Stored data
------

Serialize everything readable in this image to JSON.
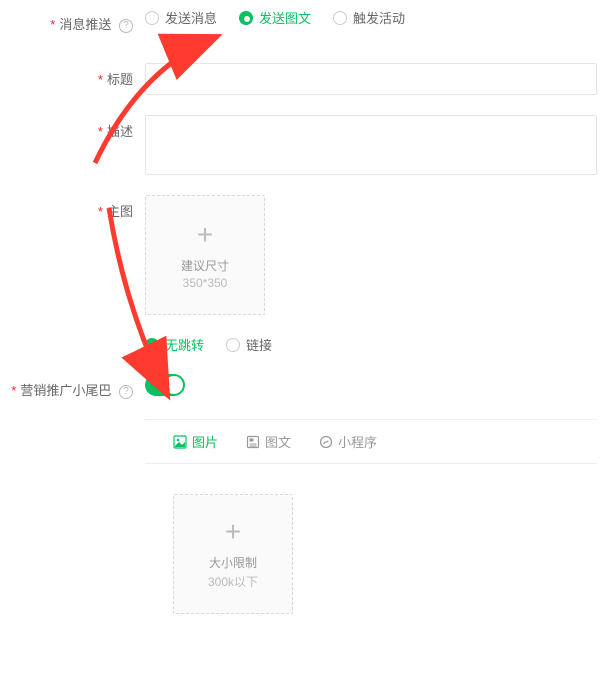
{
  "colors": {
    "accent": "#07c160",
    "danger": "#f5222d"
  },
  "message_push": {
    "label": "消息推送",
    "options": [
      "发送消息",
      "发送图文",
      "触发活动"
    ],
    "selected": 1
  },
  "title": {
    "label": "标题",
    "value": ""
  },
  "desc": {
    "label": "描述",
    "value": ""
  },
  "main_image": {
    "label": "主图",
    "hint1": "建议尺寸",
    "hint2": "350*350"
  },
  "jump": {
    "options": [
      "无跳转",
      "链接"
    ],
    "selected": 0
  },
  "promo_tail": {
    "label": "营销推广小尾巴",
    "on": true
  },
  "tabs": {
    "items": [
      "图片",
      "图文",
      "小程序"
    ],
    "active": 0
  },
  "promo_image": {
    "hint1": "大小限制",
    "hint2": "300k以下"
  }
}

------

Given exercise:
Write the full listing out again with every line unchanged, but include no pictures.

Task result:
Serialize everything readable in this image to JSON.
{
  "colors": {
    "accent": "#07c160",
    "danger": "#f5222d"
  },
  "message_push": {
    "label": "消息推送",
    "options": [
      "发送消息",
      "发送图文",
      "触发活动"
    ],
    "selected": 1
  },
  "title": {
    "label": "标题",
    "value": ""
  },
  "desc": {
    "label": "描述",
    "value": ""
  },
  "main_image": {
    "label": "主图",
    "hint1": "建议尺寸",
    "hint2": "350*350"
  },
  "jump": {
    "options": [
      "无跳转",
      "链接"
    ],
    "selected": 0
  },
  "promo_tail": {
    "label": "营销推广小尾巴",
    "on": true
  },
  "tabs": {
    "items": [
      "图片",
      "图文",
      "小程序"
    ],
    "active": 0
  },
  "promo_image": {
    "hint1": "大小限制",
    "hint2": "300k以下"
  }
}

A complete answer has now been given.